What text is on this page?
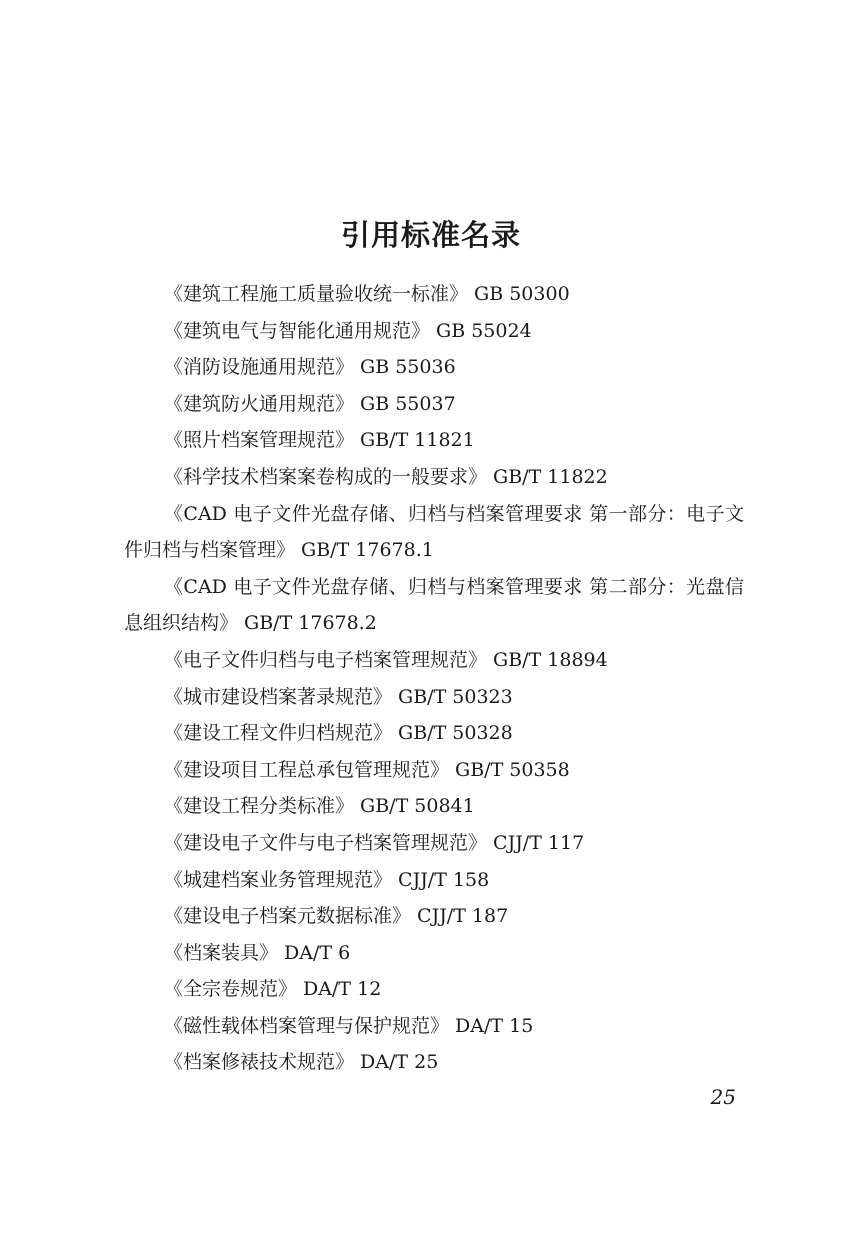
引用标准名录
《建筑工程施工质量验收统一标准》 GB 50300
《建筑电气与智能化通用规范》 GB 55024
《消防设施通用规范》 GB 55036
《建筑防火通用规范》 GB 55037
《照片档案管理规范》 GB/T 11821
《科学技术档案案卷构成的一般要求》 GB/T 11822
《CAD 电子文件光盘存储、归档与档案管理要求 第一部分：电子文件归档与档案管理》 GB/T 17678.1
《CAD 电子文件光盘存储、归档与档案管理要求 第二部分：光盘信息组织结构》 GB/T 17678.2
《电子文件归档与电子档案管理规范》 GB/T 18894
《城市建设档案著录规范》 GB/T 50323
《建设工程文件归档规范》 GB/T 50328
《建设项目工程总承包管理规范》 GB/T 50358
《建设工程分类标准》 GB/T 50841
《建设电子文件与电子档案管理规范》 CJJ/T 117
《城建档案业务管理规范》 CJJ/T 158
《建设电子档案元数据标准》 CJJ/T 187
《档案装具》 DA/T 6
《全宗卷规范》 DA/T 12
《磁性载体档案管理与保护规范》 DA/T 15
《档案修裱技术规范》 DA/T 25
25
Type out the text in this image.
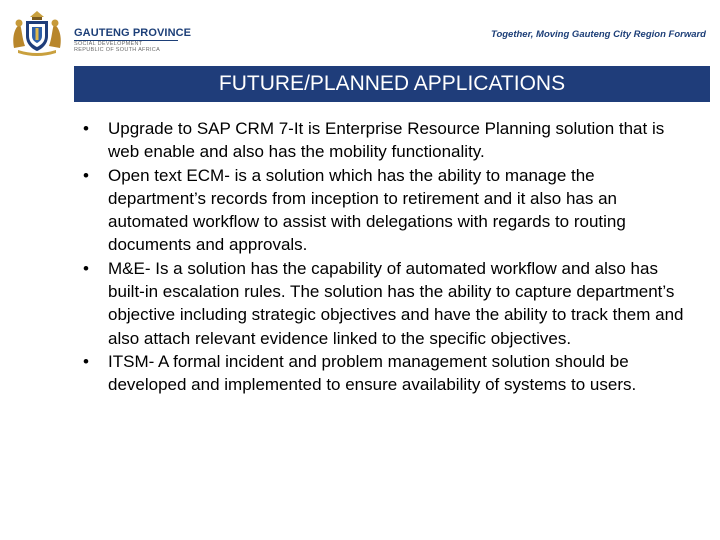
GAUTENG PROVINCE
SOCIAL DEVELOPMENT
REPUBLIC OF SOUTH AFRICA
Together, Moving Gauteng City Region Forward
FUTURE/PLANNED APPLICATIONS
• Upgrade to SAP CRM 7-It is Enterprise Resource Planning solution that is web enable and also has the mobility functionality.
• Open text ECM- is a solution which has the ability to manage the department’s records from inception to retirement and it also has an automated workflow to assist with delegations with regards to routing documents and approvals.
• M&E- Is a solution has the capability of automated workflow and also has built-in escalation rules. The solution has the ability to capture department’s objective including strategic objectives and have the ability to track them and also attach relevant evidence linked to the specific objectives.
• ITSM- A formal incident and problem management solution should be developed and implemented to ensure availability of systems to users.
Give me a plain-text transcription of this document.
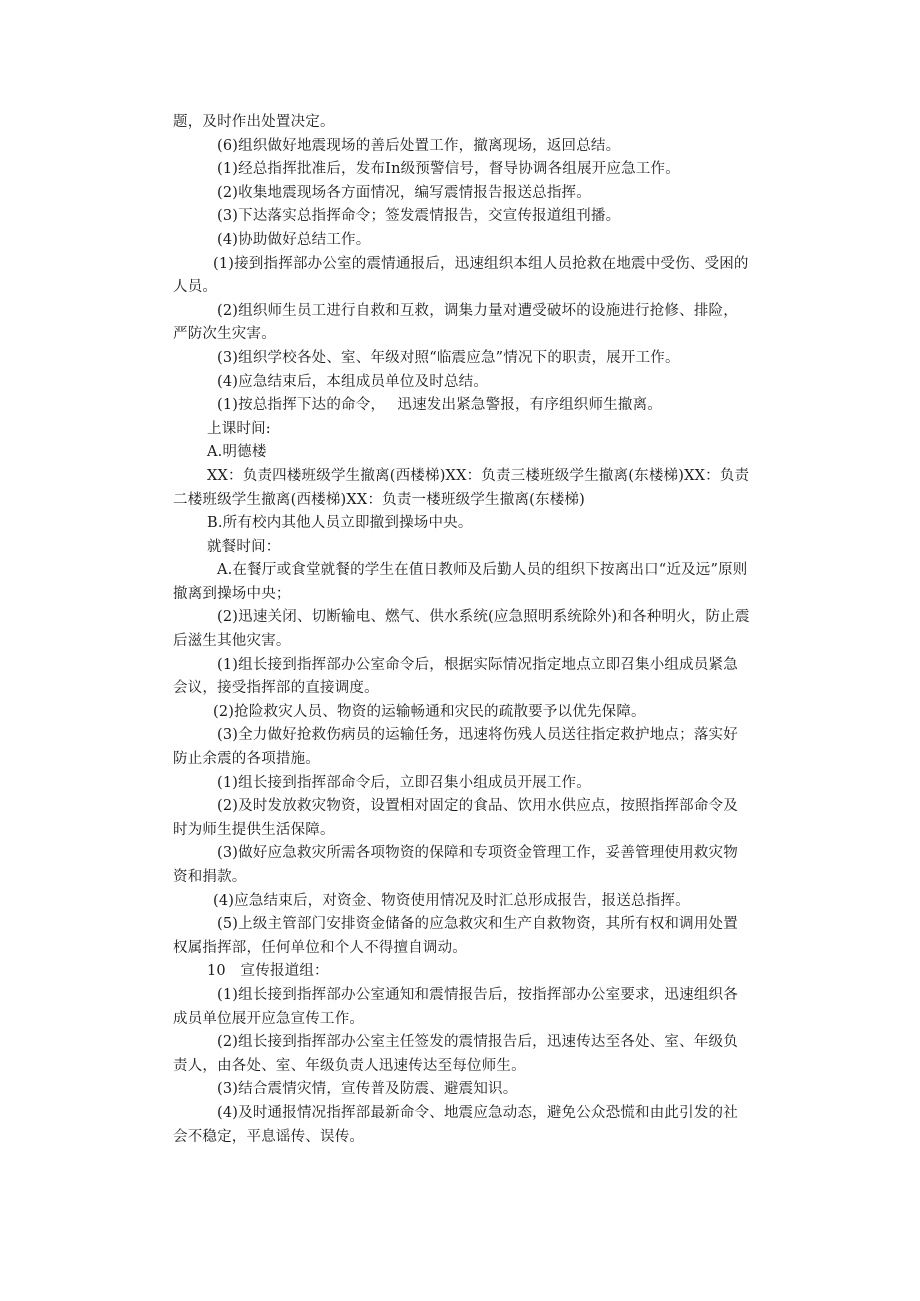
题，及时作出处置决定。

(6)组织做好地震现场的善后处置工作，撤离现场，返回总结。

(1)经总指挥批准后，发布In级预警信号，督导协调各组展开应急工作。

(2)收集地震现场各方面情况，编写震情报告报送总指挥。

(3)下达落实总指挥命令；签发震情报告，交宣传报道组刊播。

(4)协助做好总结工作。

(1)接到指挥部办公室的震情通报后，迅速组织本组人员抢救在地震中受伤、受困的人员。

(2)组织师生员工进行自救和互救，调集力量对遭受破坏的设施进行抢修、排险，严防次生灾害。

(3)组织学校各处、室、年级对照“临震应急”情况下的职责，展开工作。

(4)应急结束后，本组成员单位及时总结。

(1)按总指挥下达的命令，　 迅速发出紧急警报，有序组织师生撤离。

上课时间:

A.明德楼

XX：负责四楼班级学生撤离(西楼梯)XX：负责三楼班级学生撤离(东楼梯)XX：负责二楼班级学生撤离(西楼梯)XX：负责一楼班级学生撤离(东楼梯)

B.所有校内其他人员立即撤到操场中央。

就餐时间：

A.在餐厅或食堂就餐的学生在值日教师及后勤人员的组织下按离出口“近及远”原则撤离到操场中央；

(2)迅速关闭、切断输电、燃气、供水系统(应急照明系统除外)和各种明火，防止震后滋生其他灾害。

(1)组长接到指挥部办公室命令后，根据实际情况指定地点立即召集小组成员紧急会议，接受指挥部的直接调度。

(2)抢险救灾人员、物资的运输畅通和灾民的疏散要予以优先保障。

(3)全力做好抢救伤病员的运输任务，迅速将伤残人员送往指定救护地点；落实好防止余震的各项措施。

(1)组长接到指挥部命令后，立即召集小组成员开展工作。

(2)及时发放救灾物资，设置相对固定的食品、饮用水供应点，按照指挥部命令及时为师生提供生活保障。

(3)做好应急救灾所需各项物资的保障和专项资金管理工作，妥善管理使用救灾物资和捐款。

(4)应急结束后，对资金、物资使用情况及时汇总形成报告，报送总指挥。

(5)上级主管部门安排资金储备的应急救灾和生产自救物资，其所有权和调用处置权属指挥部，任何单位和个人不得擅自调动。

10　宣传报道组：

(1)组长接到指挥部办公室通知和震情报告后，按指挥部办公室要求，迅速组织各成员单位展开应急宣传工作。

(2)组长接到指挥部办公室主任签发的震情报告后，迅速传达至各处、室、年级负责人，由各处、室、年级负责人迅速传达至每位师生。

(3)结合震情灾情，宣传普及防震、避震知识。

(4)及时通报情况指挥部最新命令、地震应急动态，避免公众恐慌和由此引发的社会不稳定，平息谣传、误传。
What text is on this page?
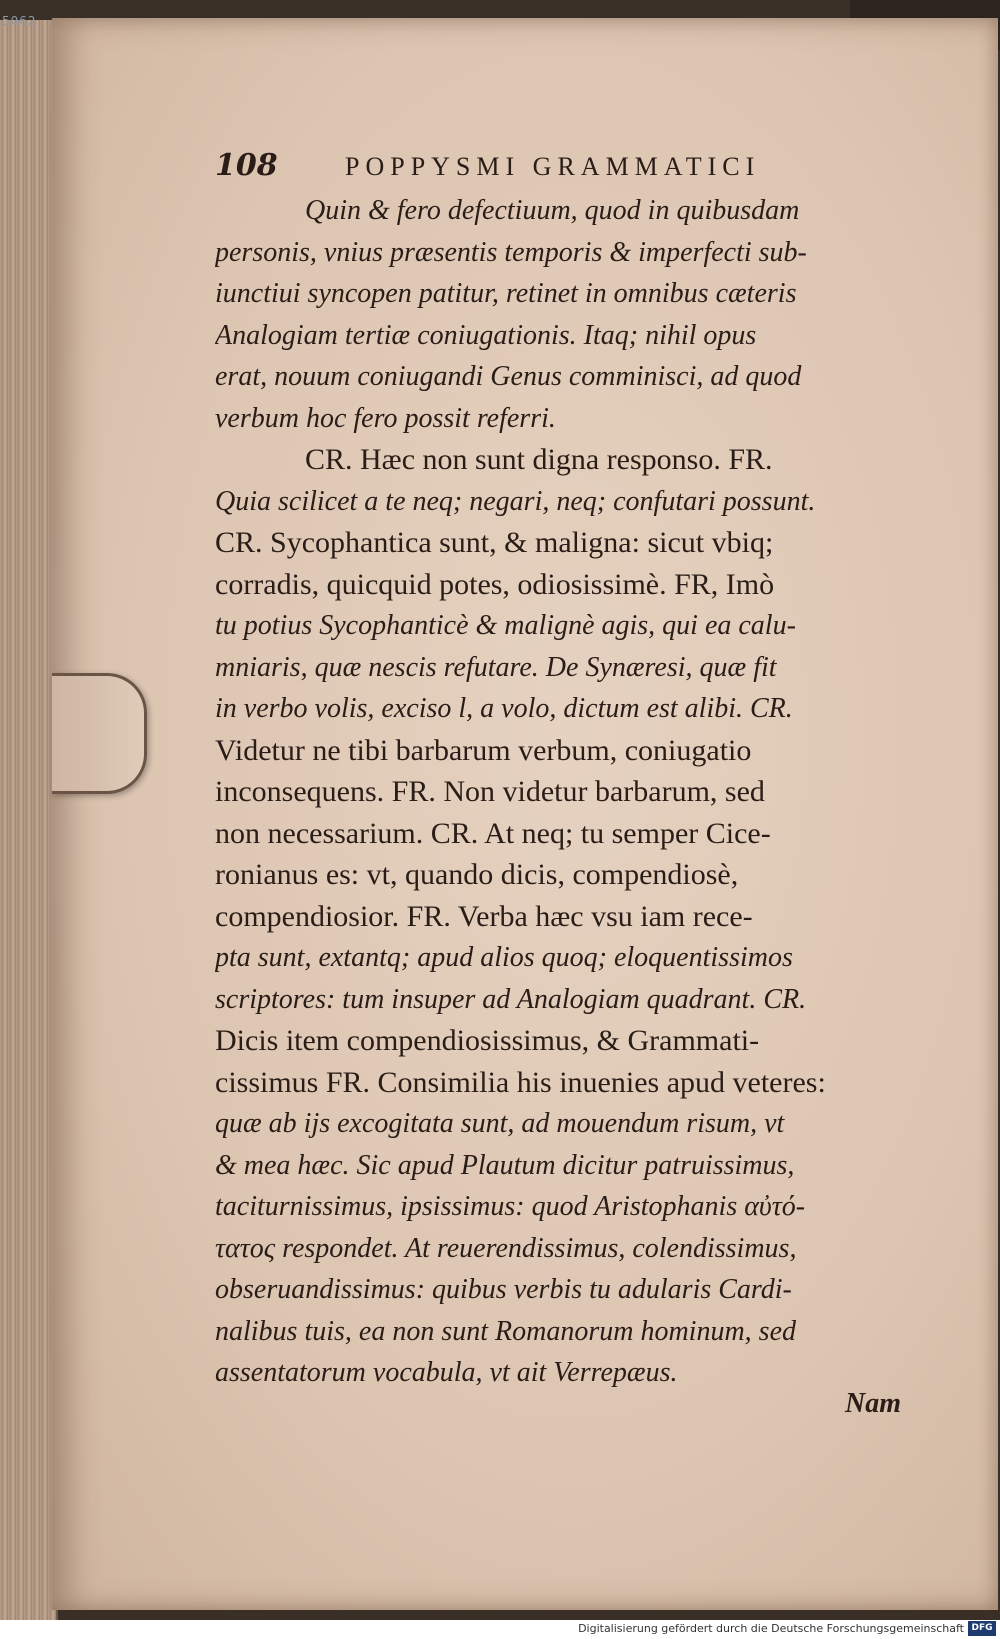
5062
108	POPPYSMI GRAMMATICI
Quin & fero defectiuum, quod in quibusdam
personis, vnius præsentis temporis & imperfecti sub-
iunctiui syncopen patitur, retinet in omnibus cæteris
Analogiam tertiæ coniugationis. Itaq; nihil opus
erat, nouum coniugandi Genus comminisci, ad quod
verbum hoc fero possit referri.
CR. Hæc non sunt digna responso. FR.
Quia scilicet a te neq; negari, neq; confutari possunt.
CR. Sycophantica sunt, & maligna: sicut vbiq;
corradis, quicquid potes, odiosissimè. FR, Imò
tu potius Sycophanticè & malignè agis, qui ea calu-
mniaris, quæ nescis refutare. De Synæresi, quæ fit
in verbo volis, exciso l, a volo, dictum est alibi. CR.
Videtur ne tibi barbarum verbum, coniugatio
inconsequens. FR. Non videtur barbarum, sed
non necessarium. CR. At neq; tu semper Cice-
ronianus es: vt, quando dicis, compendiosè,
compendiosior. FR. Verba hæc vsu iam rece-
pta sunt, extantq; apud alios quoq; eloquentissimos
scriptores: tum insuper ad Analogiam quadrant. CR.
Dicis item compendiosissimus, & Grammati-
cissimus FR. Consimilia his inuenies apud veteres:
quæ ab ijs excogitata sunt, ad mouendum risum, vt
& mea hæc. Sic apud Plautum dicitur patruissimus,
taciturnissimus, ipsissimus: quod Aristophanis αὐτό-
τατος respondet. At reuerendissimus, colendissimus,
obseruandissimus: quibus verbis tu adularis Cardi-
nalibus tuis, ea non sunt Romanorum hominum, sed
assentatorum vocabula, vt ait Verrepæus.
Nam
Digitalisierung gefördert durch die Deutsche Forschungsgemeinschaft DFG
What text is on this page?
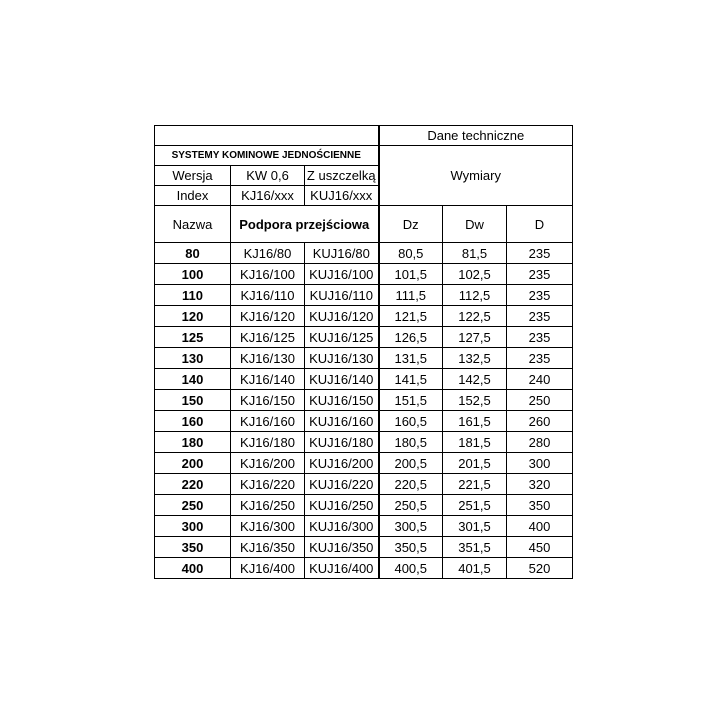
			Dane techniczne		
SYSTEMY KOMINOWE JEDNOŚCIENNE			Wymiary		
Wersja	KW 0,6	Z uszczelką			
Index	KJ16/xxx	KUJ16/xxx			
Nazwa	Podpora przejściowa		Dz	Dw	D
80	KJ16/80	KUJ16/80	80,5	81,5	235
100	KJ16/100	KUJ16/100	101,5	102,5	235
110	KJ16/110	KUJ16/110	111,5	112,5	235
120	KJ16/120	KUJ16/120	121,5	122,5	235
125	KJ16/125	KUJ16/125	126,5	127,5	235
130	KJ16/130	KUJ16/130	131,5	132,5	235
140	KJ16/140	KUJ16/140	141,5	142,5	240
150	KJ16/150	KUJ16/150	151,5	152,5	250
160	KJ16/160	KUJ16/160	160,5	161,5	260
180	KJ16/180	KUJ16/180	180,5	181,5	280
200	KJ16/200	KUJ16/200	200,5	201,5	300
220	KJ16/220	KUJ16/220	220,5	221,5	320
250	KJ16/250	KUJ16/250	250,5	251,5	350
300	KJ16/300	KUJ16/300	300,5	301,5	400
350	KJ16/350	KUJ16/350	350,5	351,5	450
400	KJ16/400	KUJ16/400	400,5	401,5	520
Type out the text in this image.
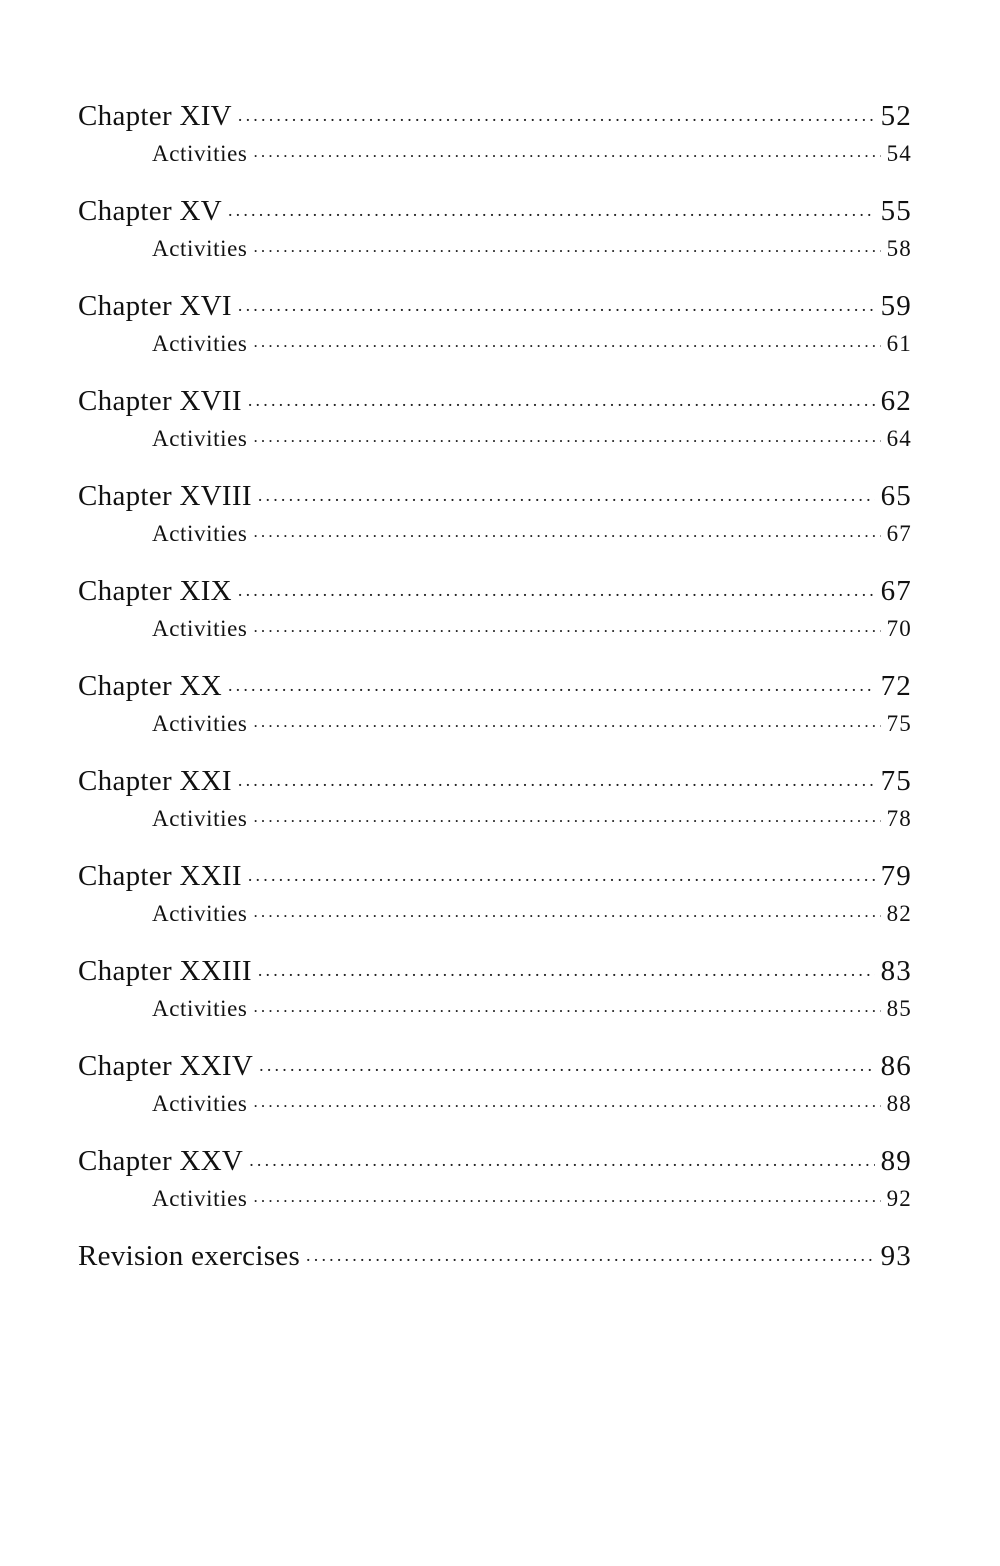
Chapter XIV .....	52
Activities .....	54
Chapter XV .....	55
Activities .....	58
Chapter XVI .....	59
Activities .....	61
Chapter XVII .....	62
Activities .....	64
Chapter XVIII .....	65
Activities .....	67
Chapter XIX .....	67
Activities .....	70
Chapter XX .....	72
Activities .....	75
Chapter XXI .....	75
Activities .....	78
Chapter XXII .....	79
Activities .....	82
Chapter XXIII .....	83
Activities .....	85
Chapter XXIV .....	86
Activities .....	88
Chapter XXV .....	89
Activities .....	92
Revision exercises .....	93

Prompt:
Find the lines with the string "quod" and reproduce them.

Task answer:
Quin & fero defectiuum, quod in quibusdam
erat, nouum coniugandi Genus comminisci, ad quod
taciturnissimus, ipsissimus: quod Aristophanis αὐτό-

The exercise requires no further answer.